-- Dataset content start --
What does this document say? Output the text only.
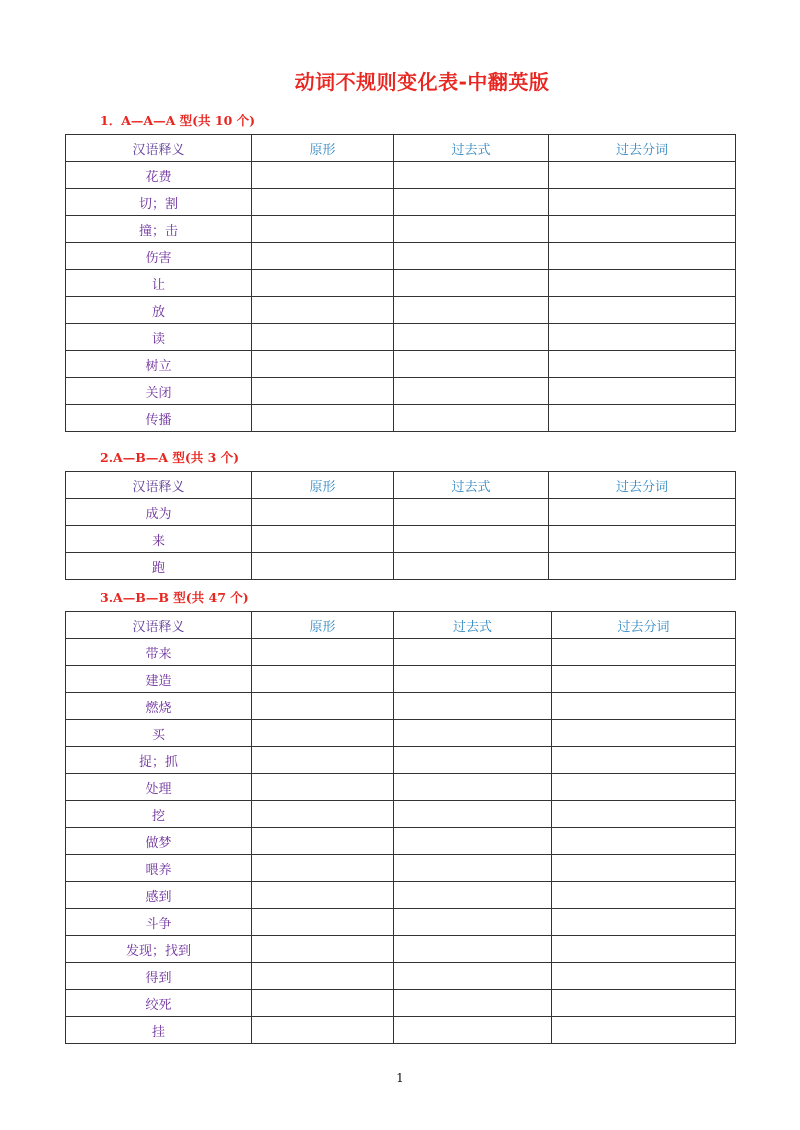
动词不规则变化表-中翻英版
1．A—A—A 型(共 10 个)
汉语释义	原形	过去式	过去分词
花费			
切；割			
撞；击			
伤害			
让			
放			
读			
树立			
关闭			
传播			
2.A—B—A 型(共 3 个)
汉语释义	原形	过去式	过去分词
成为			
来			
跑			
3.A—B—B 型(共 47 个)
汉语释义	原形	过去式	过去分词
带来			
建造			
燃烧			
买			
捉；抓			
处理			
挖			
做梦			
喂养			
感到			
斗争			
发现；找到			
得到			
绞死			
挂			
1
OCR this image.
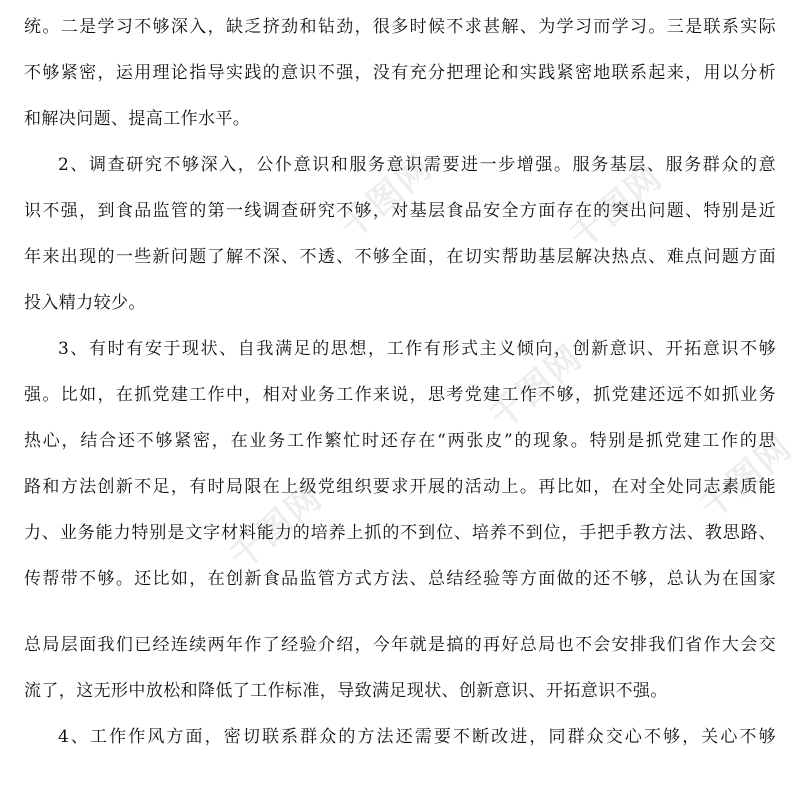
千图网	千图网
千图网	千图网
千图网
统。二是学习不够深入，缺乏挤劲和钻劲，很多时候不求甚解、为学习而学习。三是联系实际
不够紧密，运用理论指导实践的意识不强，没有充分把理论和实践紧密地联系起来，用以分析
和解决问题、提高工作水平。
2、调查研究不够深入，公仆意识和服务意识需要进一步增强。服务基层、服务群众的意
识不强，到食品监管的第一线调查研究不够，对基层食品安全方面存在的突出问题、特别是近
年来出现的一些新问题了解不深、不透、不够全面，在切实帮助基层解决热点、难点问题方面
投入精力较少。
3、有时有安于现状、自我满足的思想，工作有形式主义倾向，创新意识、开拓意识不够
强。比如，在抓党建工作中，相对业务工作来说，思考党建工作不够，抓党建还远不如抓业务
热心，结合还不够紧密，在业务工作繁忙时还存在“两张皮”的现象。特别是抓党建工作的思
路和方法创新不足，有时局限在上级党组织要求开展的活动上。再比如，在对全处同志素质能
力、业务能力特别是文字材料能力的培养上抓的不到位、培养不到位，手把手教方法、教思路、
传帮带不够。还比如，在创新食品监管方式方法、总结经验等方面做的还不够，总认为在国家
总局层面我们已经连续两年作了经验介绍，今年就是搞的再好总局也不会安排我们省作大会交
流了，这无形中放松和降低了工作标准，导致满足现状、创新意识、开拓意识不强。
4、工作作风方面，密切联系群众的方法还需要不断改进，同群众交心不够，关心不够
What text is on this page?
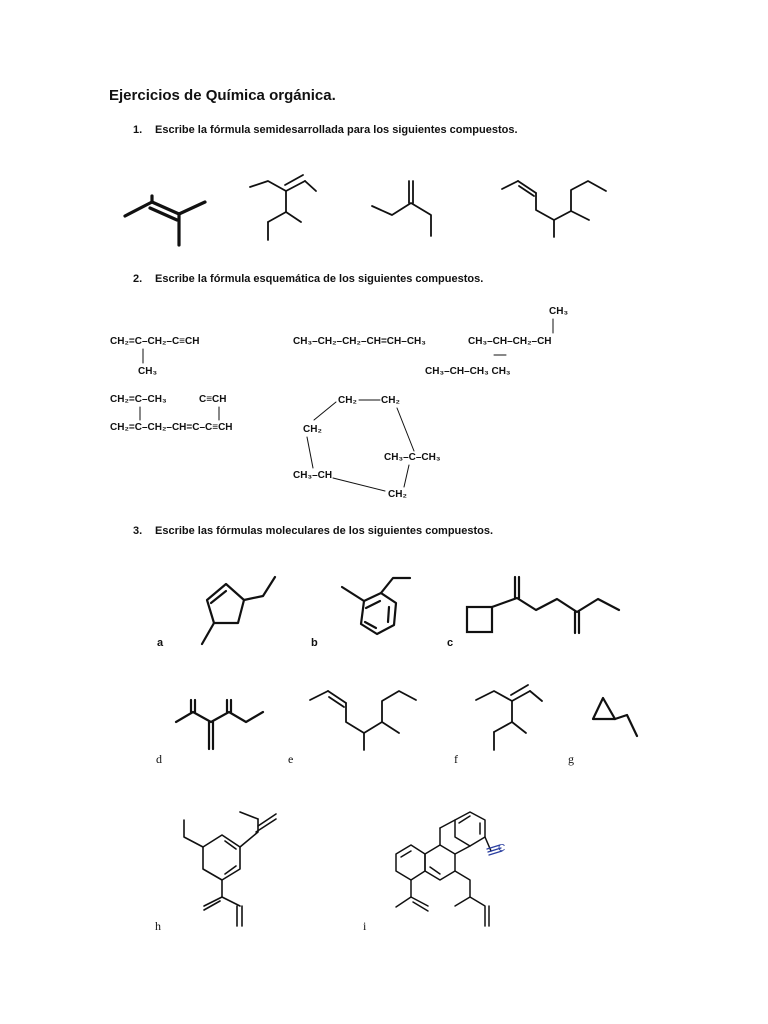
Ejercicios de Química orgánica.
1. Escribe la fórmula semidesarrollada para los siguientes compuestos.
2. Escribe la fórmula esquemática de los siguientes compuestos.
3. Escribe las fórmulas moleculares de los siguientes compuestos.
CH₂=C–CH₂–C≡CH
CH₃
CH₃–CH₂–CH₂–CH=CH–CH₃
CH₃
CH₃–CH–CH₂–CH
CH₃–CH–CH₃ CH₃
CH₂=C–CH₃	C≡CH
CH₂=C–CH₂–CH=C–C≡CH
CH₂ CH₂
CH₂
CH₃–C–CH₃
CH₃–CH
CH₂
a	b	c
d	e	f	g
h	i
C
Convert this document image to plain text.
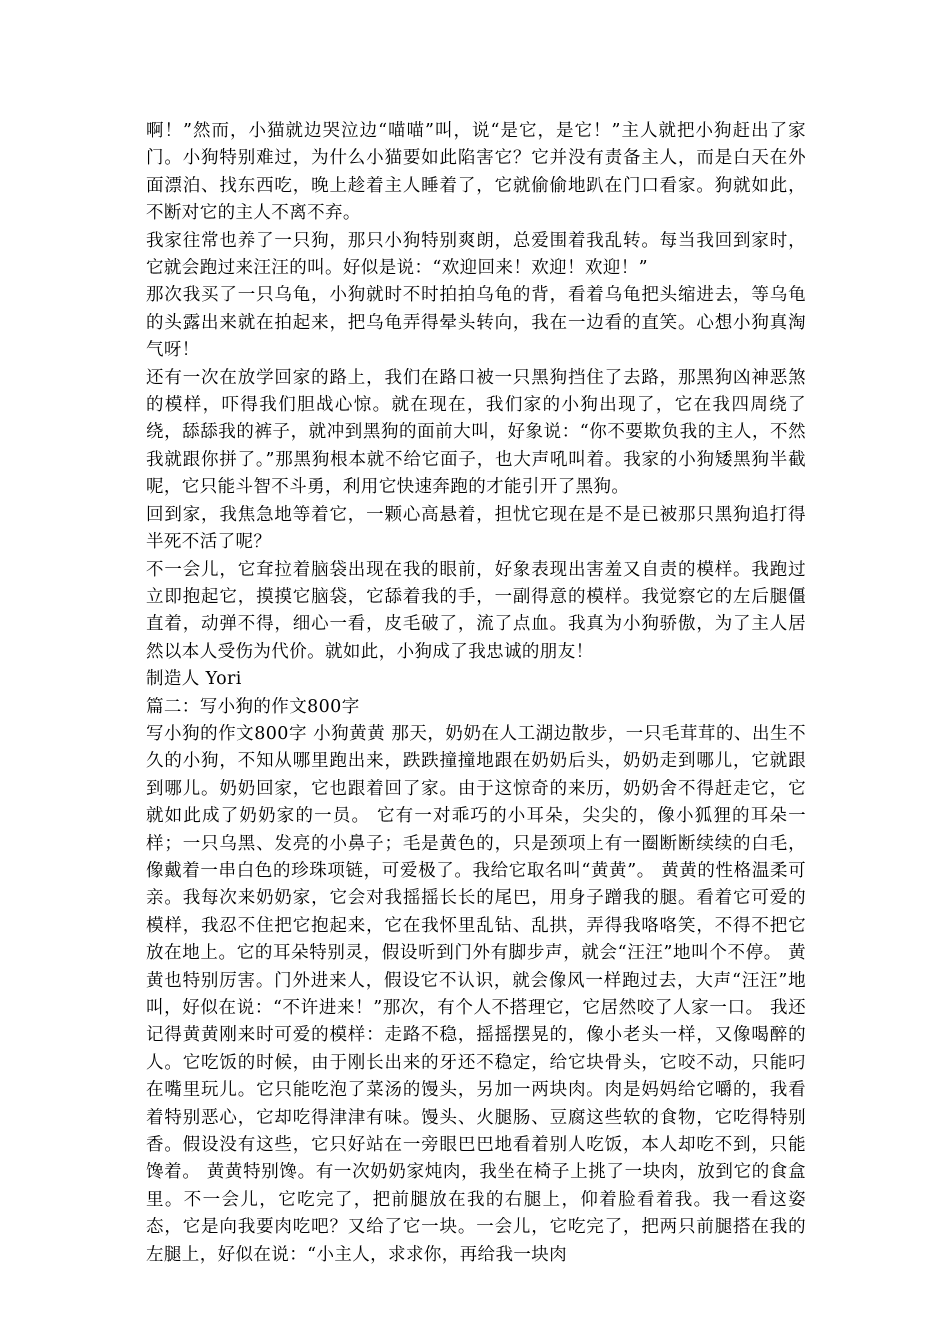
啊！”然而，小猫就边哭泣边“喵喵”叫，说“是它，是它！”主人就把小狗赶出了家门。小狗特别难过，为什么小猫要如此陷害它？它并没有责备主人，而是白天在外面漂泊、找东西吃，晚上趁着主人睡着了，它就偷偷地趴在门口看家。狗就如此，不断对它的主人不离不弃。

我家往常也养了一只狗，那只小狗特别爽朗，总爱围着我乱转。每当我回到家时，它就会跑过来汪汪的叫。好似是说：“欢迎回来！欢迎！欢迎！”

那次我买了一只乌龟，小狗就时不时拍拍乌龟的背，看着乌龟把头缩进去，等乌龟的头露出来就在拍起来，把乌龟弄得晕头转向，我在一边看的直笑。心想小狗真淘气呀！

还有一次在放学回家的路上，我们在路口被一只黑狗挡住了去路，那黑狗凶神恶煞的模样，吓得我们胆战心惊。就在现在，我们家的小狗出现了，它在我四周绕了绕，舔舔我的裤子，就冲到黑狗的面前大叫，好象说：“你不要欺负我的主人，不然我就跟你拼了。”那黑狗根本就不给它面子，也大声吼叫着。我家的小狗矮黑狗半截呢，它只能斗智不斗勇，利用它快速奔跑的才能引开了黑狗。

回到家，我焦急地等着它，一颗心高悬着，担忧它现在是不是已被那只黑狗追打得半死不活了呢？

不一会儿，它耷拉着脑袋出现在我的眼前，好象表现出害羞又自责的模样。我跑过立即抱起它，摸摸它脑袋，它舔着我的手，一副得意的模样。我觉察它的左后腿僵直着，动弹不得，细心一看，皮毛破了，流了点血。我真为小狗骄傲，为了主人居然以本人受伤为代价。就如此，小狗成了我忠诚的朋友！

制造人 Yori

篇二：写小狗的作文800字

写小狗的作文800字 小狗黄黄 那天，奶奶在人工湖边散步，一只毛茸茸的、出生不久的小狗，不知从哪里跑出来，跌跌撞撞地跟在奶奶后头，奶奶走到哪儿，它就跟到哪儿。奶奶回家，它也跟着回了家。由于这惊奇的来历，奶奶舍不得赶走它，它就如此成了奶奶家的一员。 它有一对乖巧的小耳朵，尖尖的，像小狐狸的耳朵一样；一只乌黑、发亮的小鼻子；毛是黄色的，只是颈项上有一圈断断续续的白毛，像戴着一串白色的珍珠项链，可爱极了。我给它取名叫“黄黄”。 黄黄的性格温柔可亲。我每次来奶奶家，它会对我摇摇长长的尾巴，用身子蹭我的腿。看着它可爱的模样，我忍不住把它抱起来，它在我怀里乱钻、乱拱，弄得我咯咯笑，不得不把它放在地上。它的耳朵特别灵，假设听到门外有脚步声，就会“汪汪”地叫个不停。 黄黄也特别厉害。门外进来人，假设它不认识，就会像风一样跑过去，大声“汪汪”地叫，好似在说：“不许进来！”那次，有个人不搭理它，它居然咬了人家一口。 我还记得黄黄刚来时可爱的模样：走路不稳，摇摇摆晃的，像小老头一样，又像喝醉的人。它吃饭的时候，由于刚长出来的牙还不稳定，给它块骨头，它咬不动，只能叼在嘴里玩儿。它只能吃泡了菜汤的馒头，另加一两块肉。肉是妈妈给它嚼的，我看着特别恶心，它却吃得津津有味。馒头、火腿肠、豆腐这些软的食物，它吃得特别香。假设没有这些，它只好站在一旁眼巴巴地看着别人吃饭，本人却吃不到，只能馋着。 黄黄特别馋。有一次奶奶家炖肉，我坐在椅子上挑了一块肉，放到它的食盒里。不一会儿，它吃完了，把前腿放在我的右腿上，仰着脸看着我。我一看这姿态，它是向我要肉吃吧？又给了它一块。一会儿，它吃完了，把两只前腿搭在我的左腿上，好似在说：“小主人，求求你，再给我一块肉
-- Dataset content end --
**Requirement**
All the records above need to be given again word for word. Skip the pictures.

**Result of this exercise**
What does this document say? Output the text only.
动词不规则变化表-中翻英版
1．A—A—A 型(共 10 个)
汉语释义	原形	过去式	过去分词
花费			
切；割			
撞；击			
伤害			
让			
放			
读			
树立			
关闭			
传播			
2.A—B—A 型(共 3 个)
汉语释义	原形	过去式	过去分词
成为			
来			
跑			
3.A—B—B 型(共 47 个)
汉语释义	原形	过去式	过去分词
带来			
建造			
燃烧			
买			
捉；抓			
处理			
挖			
做梦			
喂养			
感到			
斗争			
发现；找到			
得到			
绞死			
挂			
1
OCR this image.
千图网	千图网
千图网	千图网
千图网
统。二是学习不够深入，缺乏挤劲和钻劲，很多时候不求甚解、为学习而学习。三是联系实际
不够紧密，运用理论指导实践的意识不强，没有充分把理论和实践紧密地联系起来，用以分析
和解决问题、提高工作水平。
2、调查研究不够深入，公仆意识和服务意识需要进一步增强。服务基层、服务群众的意
识不强，到食品监管的第一线调查研究不够，对基层食品安全方面存在的突出问题、特别是近
年来出现的一些新问题了解不深、不透、不够全面，在切实帮助基层解决热点、难点问题方面
投入精力较少。
3、有时有安于现状、自我满足的思想，工作有形式主义倾向，创新意识、开拓意识不够
强。比如，在抓党建工作中，相对业务工作来说，思考党建工作不够，抓党建还远不如抓业务
热心，结合还不够紧密，在业务工作繁忙时还存在“两张皮”的现象。特别是抓党建工作的思
路和方法创新不足，有时局限在上级党组织要求开展的活动上。再比如，在对全处同志素质能
力、业务能力特别是文字材料能力的培养上抓的不到位、培养不到位，手把手教方法、教思路、
传帮带不够。还比如，在创新食品监管方式方法、总结经验等方面做的还不够，总认为在国家
总局层面我们已经连续两年作了经验介绍，今年就是搞的再好总局也不会安排我们省作大会交
流了，这无形中放松和降低了工作标准，导致满足现状、创新意识、开拓意识不强。
4、工作作风方面，密切联系群众的方法还需要不断改进，同群众交心不够，关心不够
What text is on this page?
Ejercicios de Química orgánica.
1. Escribe la fórmula semidesarrollada para los siguientes compuestos.
2. Escribe la fórmula esquemática de los siguientes compuestos.
3. Escribe las fórmulas moleculares de los siguientes compuestos.
CH₂=C–CH₂–C≡CH
CH₃
CH₃–CH₂–CH₂–CH=CH–CH₃
CH₃
CH₃–CH–CH₂–CH
CH₃–CH–CH₃ CH₃
CH₂=C–CH₃	C≡CH
CH₂=C–CH₂–CH=C–C≡CH
CH₂ CH₂
CH₂
CH₃–C–CH₃
CH₃–CH
CH₂
a	b	c
d	e	f	g
h	i
C
Convert this document image to plain text.
啊！”然而，小猫就边哭泣边“喵喵”叫，说“是它，是它！”主人就把小狗赶出了家门。小狗特别难过，为什么小猫要如此陷害它？它并没有责备主人，而是白天在外面漂泊、找东西吃，晚上趁着主人睡着了，它就偷偷地趴在门口看家。狗就如此，不断对它的主人不离不弃。

我家往常也养了一只狗，那只小狗特别爽朗，总爱围着我乱转。每当我回到家时，它就会跑过来汪汪的叫。好似是说：“欢迎回来！欢迎！欢迎！”

那次我买了一只乌龟，小狗就时不时拍拍乌龟的背，看着乌龟把头缩进去，等乌龟的头露出来就在拍起来，把乌龟弄得晕头转向，我在一边看的直笑。心想小狗真淘气呀！

还有一次在放学回家的路上，我们在路口被一只黑狗挡住了去路，那黑狗凶神恶煞的模样，吓得我们胆战心惊。就在现在，我们家的小狗出现了，它在我四周绕了绕，舔舔我的裤子，就冲到黑狗的面前大叫，好象说：“你不要欺负我的主人，不然我就跟你拼了。”那黑狗根本就不给它面子，也大声吼叫着。我家的小狗矮黑狗半截呢，它只能斗智不斗勇，利用它快速奔跑的才能引开了黑狗。

回到家，我焦急地等着它，一颗心高悬着，担忧它现在是不是已被那只黑狗追打得半死不活了呢？

不一会儿，它耷拉着脑袋出现在我的眼前，好象表现出害羞又自责的模样。我跑过立即抱起它，摸摸它脑袋，它舔着我的手，一副得意的模样。我觉察它的左后腿僵直着，动弹不得，细心一看，皮毛破了，流了点血。我真为小狗骄傲，为了主人居然以本人受伤为代价。就如此，小狗成了我忠诚的朋友！

制造人 Yori

篇二：写小狗的作文800字

写小狗的作文800字 小狗黄黄 那天，奶奶在人工湖边散步，一只毛茸茸的、出生不久的小狗，不知从哪里跑出来，跌跌撞撞地跟在奶奶后头，奶奶走到哪儿，它就跟到哪儿。奶奶回家，它也跟着回了家。由于这惊奇的来历，奶奶舍不得赶走它，它就如此成了奶奶家的一员。 它有一对乖巧的小耳朵，尖尖的，像小狐狸的耳朵一样；一只乌黑、发亮的小鼻子；毛是黄色的，只是颈项上有一圈断断续续的白毛，像戴着一串白色的珍珠项链，可爱极了。我给它取名叫“黄黄”。 黄黄的性格温柔可亲。我每次来奶奶家，它会对我摇摇长长的尾巴，用身子蹭我的腿。看着它可爱的模样，我忍不住把它抱起来，它在我怀里乱钻、乱拱，弄得我咯咯笑，不得不把它放在地上。它的耳朵特别灵，假设听到门外有脚步声，就会“汪汪”地叫个不停。 黄黄也特别厉害。门外进来人，假设它不认识，就会像风一样跑过去，大声“汪汪”地叫，好似在说：“不许进来！”那次，有个人不搭理它，它居然咬了人家一口。 我还记得黄黄刚来时可爱的模样：走路不稳，摇摇摆晃的，像小老头一样，又像喝醉的人。它吃饭的时候，由于刚长出来的牙还不稳定，给它块骨头，它咬不动，只能叼在嘴里玩儿。它只能吃泡了菜汤的馒头，另加一两块肉。肉是妈妈给它嚼的，我看着特别恶心，它却吃得津津有味。馒头、火腿肠、豆腐这些软的食物，它吃得特别香。假设没有这些，它只好站在一旁眼巴巴地看着别人吃饭，本人却吃不到，只能馋着。 黄黄特别馋。有一次奶奶家炖肉，我坐在椅子上挑了一块肉，放到它的食盒里。不一会儿，它吃完了，把前腿放在我的右腿上，仰着脸看着我。我一看这姿态，它是向我要肉吃吧？又给了它一块。一会儿，它吃完了，把两只前腿搭在我的左腿上，好似在说：“小主人，求求你，再给我一块肉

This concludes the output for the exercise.